[Dataset items]
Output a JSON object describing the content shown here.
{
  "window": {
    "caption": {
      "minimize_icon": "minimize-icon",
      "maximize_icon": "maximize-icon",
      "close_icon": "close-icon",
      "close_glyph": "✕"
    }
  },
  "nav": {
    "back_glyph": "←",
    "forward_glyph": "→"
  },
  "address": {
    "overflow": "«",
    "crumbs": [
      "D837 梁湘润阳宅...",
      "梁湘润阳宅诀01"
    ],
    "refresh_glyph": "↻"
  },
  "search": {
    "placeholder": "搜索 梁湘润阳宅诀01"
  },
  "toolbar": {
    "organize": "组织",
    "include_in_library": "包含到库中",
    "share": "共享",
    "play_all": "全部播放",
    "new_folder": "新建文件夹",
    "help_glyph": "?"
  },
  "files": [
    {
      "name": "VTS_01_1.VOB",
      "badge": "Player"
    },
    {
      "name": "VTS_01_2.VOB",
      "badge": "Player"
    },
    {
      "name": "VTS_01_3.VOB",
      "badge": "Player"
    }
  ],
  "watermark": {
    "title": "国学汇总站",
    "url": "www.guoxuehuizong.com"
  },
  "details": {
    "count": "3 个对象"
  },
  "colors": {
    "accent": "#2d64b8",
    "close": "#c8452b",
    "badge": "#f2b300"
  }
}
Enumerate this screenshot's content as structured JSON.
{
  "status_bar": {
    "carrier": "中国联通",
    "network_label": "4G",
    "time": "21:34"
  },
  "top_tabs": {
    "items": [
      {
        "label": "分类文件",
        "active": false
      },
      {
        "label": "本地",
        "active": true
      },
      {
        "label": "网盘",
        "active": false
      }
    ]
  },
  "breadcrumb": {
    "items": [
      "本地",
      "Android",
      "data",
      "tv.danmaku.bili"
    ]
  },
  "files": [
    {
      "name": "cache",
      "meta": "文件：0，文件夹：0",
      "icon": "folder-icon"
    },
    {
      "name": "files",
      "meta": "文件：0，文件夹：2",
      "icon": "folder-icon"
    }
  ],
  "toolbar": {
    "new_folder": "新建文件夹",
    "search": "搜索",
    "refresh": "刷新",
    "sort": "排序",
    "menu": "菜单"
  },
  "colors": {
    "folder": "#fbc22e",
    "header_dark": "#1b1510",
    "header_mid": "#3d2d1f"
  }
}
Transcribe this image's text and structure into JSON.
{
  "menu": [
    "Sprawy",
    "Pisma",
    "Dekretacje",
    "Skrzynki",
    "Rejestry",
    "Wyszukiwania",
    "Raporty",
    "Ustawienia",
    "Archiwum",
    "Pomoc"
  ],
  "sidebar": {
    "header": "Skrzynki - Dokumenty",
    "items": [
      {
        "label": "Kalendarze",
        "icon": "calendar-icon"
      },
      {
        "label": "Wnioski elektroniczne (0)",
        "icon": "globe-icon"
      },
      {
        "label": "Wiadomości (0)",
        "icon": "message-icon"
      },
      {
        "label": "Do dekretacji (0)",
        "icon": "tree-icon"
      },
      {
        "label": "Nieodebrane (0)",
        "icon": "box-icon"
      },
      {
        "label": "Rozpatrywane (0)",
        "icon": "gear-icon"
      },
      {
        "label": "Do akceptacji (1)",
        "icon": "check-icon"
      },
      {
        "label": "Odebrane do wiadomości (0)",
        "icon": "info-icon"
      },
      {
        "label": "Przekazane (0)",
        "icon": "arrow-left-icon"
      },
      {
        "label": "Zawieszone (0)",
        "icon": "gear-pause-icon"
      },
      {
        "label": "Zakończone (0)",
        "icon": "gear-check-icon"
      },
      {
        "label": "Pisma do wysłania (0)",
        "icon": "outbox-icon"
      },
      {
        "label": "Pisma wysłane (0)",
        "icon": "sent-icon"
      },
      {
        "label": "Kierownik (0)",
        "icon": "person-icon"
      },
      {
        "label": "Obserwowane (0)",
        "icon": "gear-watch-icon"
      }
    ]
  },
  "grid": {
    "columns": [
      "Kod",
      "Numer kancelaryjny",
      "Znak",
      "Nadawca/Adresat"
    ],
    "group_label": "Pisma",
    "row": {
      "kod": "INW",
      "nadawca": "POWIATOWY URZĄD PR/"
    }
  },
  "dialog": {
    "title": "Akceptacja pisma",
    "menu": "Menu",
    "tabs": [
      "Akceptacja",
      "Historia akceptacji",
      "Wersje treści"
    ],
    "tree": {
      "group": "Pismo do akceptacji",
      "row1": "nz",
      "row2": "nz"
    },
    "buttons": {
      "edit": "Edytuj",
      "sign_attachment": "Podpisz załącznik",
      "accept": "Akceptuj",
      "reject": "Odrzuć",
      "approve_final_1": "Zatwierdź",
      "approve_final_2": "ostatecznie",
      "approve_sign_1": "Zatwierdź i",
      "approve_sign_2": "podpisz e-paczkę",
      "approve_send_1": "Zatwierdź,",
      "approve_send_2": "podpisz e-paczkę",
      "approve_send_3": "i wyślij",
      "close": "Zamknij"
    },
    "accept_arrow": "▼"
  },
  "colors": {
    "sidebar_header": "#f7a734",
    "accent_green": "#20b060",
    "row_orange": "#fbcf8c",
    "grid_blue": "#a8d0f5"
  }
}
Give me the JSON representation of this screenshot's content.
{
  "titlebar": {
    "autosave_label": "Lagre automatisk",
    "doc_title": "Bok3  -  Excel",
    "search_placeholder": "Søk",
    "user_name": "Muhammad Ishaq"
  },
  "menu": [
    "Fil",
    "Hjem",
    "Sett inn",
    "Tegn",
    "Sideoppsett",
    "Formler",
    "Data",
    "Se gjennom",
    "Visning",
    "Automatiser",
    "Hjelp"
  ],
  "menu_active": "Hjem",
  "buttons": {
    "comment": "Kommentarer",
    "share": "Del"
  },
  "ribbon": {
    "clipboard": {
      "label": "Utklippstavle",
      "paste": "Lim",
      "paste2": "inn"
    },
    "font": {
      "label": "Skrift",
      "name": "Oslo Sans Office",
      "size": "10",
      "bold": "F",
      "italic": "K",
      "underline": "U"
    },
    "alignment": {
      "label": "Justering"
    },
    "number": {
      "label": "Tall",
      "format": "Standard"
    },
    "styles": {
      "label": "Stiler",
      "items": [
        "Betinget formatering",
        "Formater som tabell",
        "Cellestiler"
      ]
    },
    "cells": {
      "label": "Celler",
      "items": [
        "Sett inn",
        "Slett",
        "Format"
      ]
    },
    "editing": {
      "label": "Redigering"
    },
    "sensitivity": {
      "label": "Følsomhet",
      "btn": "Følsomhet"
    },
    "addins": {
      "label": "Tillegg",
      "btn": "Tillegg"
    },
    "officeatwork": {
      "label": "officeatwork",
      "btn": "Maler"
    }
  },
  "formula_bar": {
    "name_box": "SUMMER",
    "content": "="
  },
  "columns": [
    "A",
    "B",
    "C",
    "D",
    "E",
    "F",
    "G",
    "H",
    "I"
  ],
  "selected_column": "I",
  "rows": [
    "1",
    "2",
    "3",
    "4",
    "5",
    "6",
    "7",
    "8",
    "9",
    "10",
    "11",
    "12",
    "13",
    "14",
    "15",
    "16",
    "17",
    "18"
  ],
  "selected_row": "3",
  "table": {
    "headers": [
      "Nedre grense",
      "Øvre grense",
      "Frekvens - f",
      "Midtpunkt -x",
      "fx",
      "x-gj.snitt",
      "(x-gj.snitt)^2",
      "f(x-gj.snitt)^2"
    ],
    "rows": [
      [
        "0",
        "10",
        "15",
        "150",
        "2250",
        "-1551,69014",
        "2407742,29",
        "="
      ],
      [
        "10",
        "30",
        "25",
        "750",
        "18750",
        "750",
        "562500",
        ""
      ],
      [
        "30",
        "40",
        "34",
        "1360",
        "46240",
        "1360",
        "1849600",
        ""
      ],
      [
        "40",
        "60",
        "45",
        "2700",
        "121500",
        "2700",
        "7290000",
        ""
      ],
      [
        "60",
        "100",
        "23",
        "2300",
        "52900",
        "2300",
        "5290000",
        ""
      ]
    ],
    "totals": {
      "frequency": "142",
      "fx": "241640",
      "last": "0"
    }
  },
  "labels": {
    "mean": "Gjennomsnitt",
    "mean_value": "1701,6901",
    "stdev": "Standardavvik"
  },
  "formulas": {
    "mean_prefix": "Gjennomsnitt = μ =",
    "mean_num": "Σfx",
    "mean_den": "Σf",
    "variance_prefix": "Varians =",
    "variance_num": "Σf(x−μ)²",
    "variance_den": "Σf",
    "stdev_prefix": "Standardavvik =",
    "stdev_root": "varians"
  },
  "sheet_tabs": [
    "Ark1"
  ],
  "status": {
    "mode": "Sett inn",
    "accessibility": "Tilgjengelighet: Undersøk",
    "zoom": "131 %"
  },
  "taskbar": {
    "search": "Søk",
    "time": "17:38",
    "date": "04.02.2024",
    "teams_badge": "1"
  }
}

REQUIREMENT:
Copy out every line from the material above in which the word "Standardavvik" appears.

SOLUTION BELOW:
    "stdev": "Standardavvik"
    "stdev_prefix": "Standardavvik =",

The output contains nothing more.